## [Given records]
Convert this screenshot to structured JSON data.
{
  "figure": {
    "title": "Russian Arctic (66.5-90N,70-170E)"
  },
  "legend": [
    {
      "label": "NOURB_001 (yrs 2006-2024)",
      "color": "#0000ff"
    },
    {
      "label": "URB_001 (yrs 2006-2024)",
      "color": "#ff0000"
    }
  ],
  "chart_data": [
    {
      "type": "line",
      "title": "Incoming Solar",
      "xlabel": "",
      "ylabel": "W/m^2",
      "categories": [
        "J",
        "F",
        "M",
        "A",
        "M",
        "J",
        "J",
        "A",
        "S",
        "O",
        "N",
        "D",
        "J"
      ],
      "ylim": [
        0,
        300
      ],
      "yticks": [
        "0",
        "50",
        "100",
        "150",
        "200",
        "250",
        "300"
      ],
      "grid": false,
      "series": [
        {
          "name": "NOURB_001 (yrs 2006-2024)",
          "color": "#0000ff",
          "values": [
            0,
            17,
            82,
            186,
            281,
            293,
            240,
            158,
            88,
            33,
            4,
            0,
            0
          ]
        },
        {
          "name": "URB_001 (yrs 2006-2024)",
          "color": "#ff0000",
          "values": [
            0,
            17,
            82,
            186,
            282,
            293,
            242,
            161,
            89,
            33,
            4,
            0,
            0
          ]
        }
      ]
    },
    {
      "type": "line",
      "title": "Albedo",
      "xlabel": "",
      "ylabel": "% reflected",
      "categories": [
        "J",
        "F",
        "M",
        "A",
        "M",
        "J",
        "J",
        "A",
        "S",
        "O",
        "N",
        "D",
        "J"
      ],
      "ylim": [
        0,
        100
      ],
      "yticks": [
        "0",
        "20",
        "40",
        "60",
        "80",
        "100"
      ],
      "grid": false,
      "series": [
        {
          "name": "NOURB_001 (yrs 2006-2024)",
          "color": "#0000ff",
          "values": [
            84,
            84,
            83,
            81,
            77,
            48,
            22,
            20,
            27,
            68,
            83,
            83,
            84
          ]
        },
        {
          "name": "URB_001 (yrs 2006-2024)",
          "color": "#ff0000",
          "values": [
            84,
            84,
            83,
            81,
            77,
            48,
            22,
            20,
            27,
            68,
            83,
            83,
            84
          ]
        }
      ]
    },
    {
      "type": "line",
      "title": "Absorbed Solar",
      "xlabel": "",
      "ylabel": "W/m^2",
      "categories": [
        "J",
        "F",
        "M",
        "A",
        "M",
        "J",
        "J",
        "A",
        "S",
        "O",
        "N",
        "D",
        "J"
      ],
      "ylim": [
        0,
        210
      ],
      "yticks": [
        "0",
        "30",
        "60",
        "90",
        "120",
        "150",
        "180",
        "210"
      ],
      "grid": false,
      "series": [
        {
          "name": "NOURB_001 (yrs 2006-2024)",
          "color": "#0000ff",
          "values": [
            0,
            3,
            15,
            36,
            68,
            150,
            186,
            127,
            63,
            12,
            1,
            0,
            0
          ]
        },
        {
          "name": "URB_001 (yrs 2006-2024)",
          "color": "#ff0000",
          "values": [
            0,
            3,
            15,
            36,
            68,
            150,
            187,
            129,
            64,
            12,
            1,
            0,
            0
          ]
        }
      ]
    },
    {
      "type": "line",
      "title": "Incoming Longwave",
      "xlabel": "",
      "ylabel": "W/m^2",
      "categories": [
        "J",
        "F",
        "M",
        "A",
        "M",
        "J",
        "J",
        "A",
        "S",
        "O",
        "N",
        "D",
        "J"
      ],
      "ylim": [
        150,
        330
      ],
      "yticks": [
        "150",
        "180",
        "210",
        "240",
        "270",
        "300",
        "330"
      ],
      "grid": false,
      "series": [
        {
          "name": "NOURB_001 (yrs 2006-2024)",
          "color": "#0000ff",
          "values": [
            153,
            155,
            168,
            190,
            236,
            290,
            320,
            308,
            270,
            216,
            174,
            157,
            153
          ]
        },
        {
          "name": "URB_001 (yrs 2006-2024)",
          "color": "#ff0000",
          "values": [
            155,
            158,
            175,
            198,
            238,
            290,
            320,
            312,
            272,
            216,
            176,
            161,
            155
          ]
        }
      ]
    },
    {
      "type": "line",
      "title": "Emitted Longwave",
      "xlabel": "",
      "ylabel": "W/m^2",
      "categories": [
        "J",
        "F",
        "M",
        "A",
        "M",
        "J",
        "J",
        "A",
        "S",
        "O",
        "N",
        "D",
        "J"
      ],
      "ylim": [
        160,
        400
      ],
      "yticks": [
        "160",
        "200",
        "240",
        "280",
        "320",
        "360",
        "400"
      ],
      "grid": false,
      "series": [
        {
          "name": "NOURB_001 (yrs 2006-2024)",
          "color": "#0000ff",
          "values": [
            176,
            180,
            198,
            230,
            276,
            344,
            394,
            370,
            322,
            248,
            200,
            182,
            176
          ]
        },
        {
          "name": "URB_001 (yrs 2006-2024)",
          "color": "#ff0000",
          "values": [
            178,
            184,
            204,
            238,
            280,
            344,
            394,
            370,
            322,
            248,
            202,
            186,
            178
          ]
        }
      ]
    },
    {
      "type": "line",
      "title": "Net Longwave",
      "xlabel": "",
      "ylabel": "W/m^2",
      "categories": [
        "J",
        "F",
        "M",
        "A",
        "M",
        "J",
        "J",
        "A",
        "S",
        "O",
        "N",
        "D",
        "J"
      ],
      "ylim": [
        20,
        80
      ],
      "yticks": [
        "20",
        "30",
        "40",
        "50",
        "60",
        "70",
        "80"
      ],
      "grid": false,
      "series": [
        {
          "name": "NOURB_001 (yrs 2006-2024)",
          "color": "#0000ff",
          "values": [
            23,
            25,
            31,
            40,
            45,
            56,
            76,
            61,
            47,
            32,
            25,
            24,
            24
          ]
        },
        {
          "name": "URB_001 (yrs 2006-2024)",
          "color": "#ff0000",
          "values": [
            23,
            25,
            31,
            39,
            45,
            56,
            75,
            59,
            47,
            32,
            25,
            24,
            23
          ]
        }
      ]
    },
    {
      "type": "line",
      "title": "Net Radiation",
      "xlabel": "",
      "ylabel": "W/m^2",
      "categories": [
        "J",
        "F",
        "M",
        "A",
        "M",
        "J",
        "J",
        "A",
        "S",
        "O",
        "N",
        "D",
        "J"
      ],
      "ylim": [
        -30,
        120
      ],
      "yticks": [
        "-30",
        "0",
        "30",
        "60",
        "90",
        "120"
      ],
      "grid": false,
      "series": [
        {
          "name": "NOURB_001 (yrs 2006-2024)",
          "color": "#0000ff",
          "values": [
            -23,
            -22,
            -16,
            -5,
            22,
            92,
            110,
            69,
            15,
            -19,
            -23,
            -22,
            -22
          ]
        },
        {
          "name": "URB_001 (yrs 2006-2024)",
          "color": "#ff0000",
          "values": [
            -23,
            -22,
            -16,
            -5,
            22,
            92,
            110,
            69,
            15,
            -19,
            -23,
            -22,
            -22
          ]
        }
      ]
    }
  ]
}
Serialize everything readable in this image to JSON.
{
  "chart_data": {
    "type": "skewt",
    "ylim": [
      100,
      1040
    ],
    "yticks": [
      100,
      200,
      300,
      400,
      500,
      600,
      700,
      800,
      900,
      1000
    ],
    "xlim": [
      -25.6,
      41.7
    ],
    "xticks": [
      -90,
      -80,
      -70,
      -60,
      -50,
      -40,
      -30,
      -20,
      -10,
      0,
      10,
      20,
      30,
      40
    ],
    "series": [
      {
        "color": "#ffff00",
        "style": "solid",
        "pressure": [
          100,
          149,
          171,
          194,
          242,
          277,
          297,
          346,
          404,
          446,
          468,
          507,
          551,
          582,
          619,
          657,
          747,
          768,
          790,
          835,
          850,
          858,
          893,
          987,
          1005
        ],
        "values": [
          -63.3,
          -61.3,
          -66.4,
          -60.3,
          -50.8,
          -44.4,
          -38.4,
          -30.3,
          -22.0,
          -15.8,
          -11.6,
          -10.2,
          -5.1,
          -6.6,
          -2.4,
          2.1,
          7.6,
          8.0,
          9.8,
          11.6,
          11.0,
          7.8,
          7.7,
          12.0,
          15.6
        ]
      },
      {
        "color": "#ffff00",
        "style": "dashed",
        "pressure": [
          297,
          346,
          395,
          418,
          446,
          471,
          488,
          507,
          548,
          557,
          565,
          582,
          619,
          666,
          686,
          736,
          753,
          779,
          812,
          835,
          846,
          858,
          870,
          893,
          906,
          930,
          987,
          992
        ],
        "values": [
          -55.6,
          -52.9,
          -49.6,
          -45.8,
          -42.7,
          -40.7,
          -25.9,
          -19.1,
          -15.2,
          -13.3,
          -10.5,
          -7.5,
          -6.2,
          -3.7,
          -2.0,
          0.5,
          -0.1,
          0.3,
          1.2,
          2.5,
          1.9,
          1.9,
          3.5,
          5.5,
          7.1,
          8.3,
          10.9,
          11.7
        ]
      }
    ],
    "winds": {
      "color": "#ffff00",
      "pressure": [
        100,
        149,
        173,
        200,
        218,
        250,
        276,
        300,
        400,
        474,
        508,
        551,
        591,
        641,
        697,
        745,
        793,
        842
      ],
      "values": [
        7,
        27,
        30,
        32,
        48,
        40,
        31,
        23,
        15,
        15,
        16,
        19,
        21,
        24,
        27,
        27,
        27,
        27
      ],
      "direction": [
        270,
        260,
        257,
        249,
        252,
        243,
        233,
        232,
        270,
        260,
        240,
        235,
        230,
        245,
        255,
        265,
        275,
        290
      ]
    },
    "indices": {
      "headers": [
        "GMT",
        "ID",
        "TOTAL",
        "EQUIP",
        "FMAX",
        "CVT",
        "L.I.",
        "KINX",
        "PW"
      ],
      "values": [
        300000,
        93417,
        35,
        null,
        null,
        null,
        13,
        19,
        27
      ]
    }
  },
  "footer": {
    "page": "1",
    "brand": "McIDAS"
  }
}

## [Your goal]
Write out every line of the listing that holds the word "JSON".

## [Finished exercise]
Convert this screenshot to structured JSON data.
Serialize everything readable in this image to JSON.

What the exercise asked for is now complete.